■ **Text passage**:

════

Wall Street fell in love with artificial intelligence in 2024. Now, in 2025, the honeymoon is decidedly over.
The broader market has held up fine, but software stocks have peeled off in a way that doesn't feel like your garden-variety sector rotation. This looks more like genuine fear, the kind that historically creates opportunities rather than obituaries.
The Valuation Collapse
Here's the math that matters: According to Liz Thomas, Head of Investment Strategy at SoFi Technologies Inc. (SOFI), the software sector's forward 12-month price-to-earnings ratio has imploded from 33.1x to 23.2x. That's a 30% haircut that drags valuations all the way back to 2022 and Covid-era lows.
Translation? The market isn't just cooling off on tech enthusiasm. It's pricing these companies as if growth has evaporated entirely. The weird part: these same companies are pouring more money into AI infrastructure than at any point in history.

════

Quote the passage on software stock valuations word for word, between "The Valuation Collapse" and "and Covid-era lows.", inclusive.

Dataset entries
════

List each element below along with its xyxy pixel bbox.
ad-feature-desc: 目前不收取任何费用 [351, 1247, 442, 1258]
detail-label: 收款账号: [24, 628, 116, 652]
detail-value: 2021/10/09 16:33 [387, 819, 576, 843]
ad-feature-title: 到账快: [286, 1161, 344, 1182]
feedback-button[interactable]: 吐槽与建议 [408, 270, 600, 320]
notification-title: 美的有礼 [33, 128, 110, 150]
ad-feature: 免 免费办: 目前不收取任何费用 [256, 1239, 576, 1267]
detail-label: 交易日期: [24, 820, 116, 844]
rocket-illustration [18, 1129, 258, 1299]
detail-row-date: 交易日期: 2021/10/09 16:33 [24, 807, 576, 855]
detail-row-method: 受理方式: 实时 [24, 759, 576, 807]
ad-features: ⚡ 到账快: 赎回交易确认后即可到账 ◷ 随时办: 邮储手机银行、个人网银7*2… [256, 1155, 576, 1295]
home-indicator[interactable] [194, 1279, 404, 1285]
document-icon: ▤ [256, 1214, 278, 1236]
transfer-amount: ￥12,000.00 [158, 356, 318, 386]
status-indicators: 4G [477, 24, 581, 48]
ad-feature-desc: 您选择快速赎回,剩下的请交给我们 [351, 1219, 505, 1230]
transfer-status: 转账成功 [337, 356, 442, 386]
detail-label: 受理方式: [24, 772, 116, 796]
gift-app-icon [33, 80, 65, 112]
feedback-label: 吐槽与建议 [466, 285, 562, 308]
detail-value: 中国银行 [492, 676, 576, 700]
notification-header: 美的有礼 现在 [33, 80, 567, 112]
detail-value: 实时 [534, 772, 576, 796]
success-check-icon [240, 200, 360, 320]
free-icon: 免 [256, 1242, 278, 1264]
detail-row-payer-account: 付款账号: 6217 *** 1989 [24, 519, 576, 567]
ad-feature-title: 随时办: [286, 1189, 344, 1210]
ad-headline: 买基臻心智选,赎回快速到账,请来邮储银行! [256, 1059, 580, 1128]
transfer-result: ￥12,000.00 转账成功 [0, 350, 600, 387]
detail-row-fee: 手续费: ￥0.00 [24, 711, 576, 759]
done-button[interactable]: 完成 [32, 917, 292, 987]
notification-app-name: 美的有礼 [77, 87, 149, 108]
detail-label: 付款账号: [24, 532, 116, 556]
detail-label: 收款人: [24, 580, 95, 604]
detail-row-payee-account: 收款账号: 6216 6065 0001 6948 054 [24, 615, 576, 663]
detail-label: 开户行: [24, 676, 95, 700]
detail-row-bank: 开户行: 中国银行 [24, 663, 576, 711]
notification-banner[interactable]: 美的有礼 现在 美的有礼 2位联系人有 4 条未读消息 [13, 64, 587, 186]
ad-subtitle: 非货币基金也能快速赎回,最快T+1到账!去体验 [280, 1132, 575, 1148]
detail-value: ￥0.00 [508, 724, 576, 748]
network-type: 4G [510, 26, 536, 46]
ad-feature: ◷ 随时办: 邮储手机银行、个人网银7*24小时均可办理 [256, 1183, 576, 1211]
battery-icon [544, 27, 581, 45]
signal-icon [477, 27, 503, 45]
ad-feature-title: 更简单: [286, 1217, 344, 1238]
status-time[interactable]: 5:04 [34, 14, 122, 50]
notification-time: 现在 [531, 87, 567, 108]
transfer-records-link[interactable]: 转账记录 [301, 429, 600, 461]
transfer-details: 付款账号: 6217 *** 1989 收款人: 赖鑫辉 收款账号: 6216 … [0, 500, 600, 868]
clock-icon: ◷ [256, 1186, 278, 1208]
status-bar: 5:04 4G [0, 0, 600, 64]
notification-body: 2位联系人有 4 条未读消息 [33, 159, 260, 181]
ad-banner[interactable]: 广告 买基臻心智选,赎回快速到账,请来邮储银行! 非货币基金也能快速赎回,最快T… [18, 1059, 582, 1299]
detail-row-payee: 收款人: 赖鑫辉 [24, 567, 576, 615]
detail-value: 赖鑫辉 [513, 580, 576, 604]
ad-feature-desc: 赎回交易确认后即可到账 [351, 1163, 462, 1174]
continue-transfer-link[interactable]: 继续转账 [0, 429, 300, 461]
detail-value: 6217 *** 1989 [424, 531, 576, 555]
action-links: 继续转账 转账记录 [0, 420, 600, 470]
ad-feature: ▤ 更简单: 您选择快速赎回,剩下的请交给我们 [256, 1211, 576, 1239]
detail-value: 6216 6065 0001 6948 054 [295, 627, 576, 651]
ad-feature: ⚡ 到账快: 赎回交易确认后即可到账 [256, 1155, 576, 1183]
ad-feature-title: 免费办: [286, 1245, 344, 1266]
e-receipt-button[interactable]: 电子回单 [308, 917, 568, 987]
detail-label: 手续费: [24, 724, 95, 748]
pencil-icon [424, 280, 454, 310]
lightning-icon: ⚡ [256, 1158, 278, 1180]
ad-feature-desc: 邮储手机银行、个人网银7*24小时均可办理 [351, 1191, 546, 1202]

════

■ **Problem solution**:
The Valuation Collapse
Here's the math that matters: According to Liz Thomas, Head of Investment Strategy at SoFi Technologies Inc. (SOFI), the software sector's forward 12-month price-to-earnings ratio has imploded from 33.1x to 23.2x. That's a 30% haircut that drags valuations all the way back to 2022 and Covid-era lows.